- Stored dataset items
##############################

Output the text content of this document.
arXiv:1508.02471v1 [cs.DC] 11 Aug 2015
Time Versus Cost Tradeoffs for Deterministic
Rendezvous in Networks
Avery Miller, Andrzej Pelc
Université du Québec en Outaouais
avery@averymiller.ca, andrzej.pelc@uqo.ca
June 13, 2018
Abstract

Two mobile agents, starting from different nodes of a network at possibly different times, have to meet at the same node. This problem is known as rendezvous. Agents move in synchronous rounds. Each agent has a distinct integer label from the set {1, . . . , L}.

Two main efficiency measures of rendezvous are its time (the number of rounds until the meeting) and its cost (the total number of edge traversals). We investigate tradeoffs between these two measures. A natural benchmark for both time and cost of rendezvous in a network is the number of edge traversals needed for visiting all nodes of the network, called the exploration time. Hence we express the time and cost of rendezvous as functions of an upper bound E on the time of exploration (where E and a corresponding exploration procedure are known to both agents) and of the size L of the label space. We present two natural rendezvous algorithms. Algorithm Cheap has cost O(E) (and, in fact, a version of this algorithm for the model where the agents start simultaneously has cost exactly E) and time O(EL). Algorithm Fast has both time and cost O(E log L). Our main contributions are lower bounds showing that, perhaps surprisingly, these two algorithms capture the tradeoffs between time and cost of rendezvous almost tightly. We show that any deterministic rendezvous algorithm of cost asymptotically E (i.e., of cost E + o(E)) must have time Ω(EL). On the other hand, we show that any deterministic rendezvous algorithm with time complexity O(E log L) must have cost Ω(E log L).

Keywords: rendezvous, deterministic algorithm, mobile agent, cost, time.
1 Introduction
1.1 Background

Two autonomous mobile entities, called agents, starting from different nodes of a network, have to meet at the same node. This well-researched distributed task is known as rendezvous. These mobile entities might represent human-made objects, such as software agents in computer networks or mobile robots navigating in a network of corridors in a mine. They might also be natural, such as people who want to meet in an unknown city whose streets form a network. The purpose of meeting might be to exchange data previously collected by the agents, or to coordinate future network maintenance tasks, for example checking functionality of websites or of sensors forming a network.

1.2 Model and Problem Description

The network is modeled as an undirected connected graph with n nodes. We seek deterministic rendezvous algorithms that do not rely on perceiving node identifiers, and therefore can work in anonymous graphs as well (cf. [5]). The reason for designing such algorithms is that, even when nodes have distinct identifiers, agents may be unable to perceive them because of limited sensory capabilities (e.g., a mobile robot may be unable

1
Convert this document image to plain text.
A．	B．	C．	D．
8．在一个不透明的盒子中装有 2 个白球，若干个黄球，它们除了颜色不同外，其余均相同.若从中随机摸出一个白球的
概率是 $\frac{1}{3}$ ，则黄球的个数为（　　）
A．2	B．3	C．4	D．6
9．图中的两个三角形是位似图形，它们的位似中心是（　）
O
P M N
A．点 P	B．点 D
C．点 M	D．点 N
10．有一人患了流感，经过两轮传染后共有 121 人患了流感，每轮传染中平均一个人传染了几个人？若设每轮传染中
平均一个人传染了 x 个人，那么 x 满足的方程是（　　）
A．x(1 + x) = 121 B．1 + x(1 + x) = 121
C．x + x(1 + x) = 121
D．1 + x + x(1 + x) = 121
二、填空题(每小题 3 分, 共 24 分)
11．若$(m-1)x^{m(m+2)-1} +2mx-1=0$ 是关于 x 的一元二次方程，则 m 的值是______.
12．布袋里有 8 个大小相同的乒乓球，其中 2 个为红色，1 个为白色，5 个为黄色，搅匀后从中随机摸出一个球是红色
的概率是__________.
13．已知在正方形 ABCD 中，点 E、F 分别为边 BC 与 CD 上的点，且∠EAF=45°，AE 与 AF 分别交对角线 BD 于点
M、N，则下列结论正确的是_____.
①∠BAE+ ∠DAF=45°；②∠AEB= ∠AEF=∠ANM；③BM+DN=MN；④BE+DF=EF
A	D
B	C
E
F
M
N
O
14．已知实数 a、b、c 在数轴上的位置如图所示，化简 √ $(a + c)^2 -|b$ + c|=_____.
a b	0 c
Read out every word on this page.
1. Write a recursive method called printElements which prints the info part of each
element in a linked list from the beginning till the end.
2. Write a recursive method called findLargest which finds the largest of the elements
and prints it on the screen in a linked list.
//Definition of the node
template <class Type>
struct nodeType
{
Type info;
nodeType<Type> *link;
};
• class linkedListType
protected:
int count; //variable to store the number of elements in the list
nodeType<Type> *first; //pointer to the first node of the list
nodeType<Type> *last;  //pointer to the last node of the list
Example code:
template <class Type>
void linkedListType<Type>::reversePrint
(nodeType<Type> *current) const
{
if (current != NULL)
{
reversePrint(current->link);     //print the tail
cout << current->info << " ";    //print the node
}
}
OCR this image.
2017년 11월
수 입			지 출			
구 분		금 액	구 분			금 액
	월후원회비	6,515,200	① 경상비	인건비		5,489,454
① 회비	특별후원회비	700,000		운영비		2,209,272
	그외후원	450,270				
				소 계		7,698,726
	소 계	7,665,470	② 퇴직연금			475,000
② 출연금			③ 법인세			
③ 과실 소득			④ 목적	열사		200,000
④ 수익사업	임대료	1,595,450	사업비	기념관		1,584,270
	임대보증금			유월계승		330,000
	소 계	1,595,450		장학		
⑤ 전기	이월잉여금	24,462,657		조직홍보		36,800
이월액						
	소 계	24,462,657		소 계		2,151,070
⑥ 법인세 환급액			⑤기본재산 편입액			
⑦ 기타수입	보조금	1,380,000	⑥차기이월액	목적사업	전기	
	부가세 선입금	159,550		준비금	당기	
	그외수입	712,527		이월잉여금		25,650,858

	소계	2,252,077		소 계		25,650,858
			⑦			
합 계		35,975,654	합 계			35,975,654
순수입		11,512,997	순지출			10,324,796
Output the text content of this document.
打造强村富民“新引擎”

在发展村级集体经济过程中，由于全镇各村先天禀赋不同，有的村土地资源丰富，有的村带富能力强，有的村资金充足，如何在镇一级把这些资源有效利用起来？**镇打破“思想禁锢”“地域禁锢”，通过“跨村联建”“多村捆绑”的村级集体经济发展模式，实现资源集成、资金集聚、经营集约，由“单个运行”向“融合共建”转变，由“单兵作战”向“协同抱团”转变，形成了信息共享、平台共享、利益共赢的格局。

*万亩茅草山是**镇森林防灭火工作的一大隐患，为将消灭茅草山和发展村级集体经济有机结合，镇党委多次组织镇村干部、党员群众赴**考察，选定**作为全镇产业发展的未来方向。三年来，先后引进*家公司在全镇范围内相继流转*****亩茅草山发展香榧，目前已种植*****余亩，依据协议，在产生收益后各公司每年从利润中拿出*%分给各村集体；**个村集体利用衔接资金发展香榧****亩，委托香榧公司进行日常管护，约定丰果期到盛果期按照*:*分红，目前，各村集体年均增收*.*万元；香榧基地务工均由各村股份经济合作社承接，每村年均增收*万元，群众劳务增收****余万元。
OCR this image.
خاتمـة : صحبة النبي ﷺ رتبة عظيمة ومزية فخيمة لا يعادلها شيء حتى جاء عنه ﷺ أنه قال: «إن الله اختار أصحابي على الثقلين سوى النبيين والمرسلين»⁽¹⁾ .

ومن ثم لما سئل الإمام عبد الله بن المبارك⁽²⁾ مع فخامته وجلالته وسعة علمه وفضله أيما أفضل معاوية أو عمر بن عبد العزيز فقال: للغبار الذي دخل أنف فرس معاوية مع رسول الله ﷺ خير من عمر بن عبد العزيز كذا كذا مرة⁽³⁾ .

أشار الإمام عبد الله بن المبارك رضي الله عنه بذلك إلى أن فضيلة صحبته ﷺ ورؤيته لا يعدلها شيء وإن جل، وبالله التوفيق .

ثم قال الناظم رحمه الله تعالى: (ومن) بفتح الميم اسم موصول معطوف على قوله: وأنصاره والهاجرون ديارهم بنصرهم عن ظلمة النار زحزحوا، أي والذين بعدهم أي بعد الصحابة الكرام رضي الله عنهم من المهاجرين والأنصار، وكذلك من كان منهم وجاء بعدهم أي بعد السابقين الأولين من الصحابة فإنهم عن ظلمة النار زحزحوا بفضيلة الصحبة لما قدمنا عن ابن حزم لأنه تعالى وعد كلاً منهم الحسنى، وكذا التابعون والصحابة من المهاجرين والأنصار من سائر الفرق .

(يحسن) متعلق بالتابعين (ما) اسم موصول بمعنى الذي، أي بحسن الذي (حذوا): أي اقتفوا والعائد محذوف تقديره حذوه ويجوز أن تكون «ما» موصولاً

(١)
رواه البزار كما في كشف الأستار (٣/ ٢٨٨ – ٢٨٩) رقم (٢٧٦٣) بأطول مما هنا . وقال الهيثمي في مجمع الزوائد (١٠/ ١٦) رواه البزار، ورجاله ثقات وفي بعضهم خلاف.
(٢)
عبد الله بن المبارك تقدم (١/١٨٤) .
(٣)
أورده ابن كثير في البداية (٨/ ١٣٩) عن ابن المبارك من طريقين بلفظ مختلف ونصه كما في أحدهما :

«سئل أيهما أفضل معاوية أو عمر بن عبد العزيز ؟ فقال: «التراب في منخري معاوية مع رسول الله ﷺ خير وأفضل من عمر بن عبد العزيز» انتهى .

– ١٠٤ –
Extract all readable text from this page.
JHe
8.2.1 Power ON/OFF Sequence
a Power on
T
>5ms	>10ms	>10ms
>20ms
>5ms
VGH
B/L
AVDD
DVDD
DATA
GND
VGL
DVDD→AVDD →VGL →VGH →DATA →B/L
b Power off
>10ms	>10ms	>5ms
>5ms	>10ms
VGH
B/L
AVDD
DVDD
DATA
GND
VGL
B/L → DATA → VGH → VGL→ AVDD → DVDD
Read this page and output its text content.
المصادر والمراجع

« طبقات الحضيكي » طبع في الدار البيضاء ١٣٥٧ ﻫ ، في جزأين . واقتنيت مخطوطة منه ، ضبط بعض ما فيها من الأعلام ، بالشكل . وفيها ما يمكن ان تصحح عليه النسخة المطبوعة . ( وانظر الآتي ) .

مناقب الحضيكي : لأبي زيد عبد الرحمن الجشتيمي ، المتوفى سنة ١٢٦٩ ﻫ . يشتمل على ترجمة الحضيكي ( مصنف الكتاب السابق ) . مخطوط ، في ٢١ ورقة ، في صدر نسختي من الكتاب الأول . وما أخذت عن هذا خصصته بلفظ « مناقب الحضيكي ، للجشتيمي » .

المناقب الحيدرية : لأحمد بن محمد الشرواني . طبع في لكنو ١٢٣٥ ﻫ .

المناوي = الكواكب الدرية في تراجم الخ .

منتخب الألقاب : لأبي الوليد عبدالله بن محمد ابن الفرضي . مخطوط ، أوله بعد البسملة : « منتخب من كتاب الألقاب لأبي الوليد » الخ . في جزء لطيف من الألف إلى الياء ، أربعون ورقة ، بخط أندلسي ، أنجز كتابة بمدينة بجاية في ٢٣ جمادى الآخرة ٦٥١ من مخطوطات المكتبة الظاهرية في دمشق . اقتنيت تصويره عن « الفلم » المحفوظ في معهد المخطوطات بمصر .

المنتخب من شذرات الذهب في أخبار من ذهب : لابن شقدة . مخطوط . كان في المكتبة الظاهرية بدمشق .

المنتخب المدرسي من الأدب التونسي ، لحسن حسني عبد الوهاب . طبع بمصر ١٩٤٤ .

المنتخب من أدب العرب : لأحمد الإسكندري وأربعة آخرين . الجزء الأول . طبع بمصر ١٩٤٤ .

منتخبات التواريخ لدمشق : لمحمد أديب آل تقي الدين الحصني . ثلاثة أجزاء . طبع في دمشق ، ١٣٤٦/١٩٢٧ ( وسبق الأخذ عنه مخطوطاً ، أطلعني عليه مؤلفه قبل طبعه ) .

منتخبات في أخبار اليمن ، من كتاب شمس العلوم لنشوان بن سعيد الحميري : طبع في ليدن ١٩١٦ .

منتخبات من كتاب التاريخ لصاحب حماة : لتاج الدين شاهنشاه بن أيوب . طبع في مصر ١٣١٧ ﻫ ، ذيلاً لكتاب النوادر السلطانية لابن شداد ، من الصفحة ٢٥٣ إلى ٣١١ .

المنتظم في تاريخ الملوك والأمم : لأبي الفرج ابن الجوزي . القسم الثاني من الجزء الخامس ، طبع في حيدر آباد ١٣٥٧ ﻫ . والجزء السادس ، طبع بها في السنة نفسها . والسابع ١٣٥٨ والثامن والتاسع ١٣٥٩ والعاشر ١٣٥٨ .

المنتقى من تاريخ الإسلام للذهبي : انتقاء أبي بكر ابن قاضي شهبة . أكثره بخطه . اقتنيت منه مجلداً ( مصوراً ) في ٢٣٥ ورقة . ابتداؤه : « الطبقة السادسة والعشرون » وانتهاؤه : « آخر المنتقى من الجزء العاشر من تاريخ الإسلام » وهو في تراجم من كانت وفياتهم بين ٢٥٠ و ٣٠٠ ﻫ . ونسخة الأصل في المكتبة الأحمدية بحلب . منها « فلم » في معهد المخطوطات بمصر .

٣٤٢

##############################

- Exercise
Set out every line from the material that contains the string "mobile".

- Solution to the problem
Two mobile agents, starting from different nodes of a network at possibly different times, have to meet at the same node. This problem is known as rendezvous. Agents move in synchronous rounds. Each agent has a distinct integer label from the set {1, . . . , L}.
Keywords: rendezvous, deterministic algorithm, mobile agent, cost, time.
Two autonomous mobile entities, called agents, starting from different nodes of a network, have to meet at the same node. This well-researched distributed task is known as rendezvous. These mobile entities might represent human-made objects, such as software agents in computer networks or mobile robots navigating in a network of corridors in a mine. They might also be natural, such as people who want to meet in an unknown city whose streets form a network. The purpose of meeting might be to exchange data previously collected by the agents, or to coordinate future network maintenance tasks, for example checking functionality of websites or of sensors forming a network.
The network is modeled as an undirected connected graph with n nodes. We seek deterministic rendezvous algorithms that do not rely on perceiving node identifiers, and therefore can work in anonymous graphs as well (cf. [5]). The reason for designing such algorithms is that, even when nodes have distinct identifiers, agents may be unable to perceive them because of limited sensory capabilities (e.g., a mobile robot may be unable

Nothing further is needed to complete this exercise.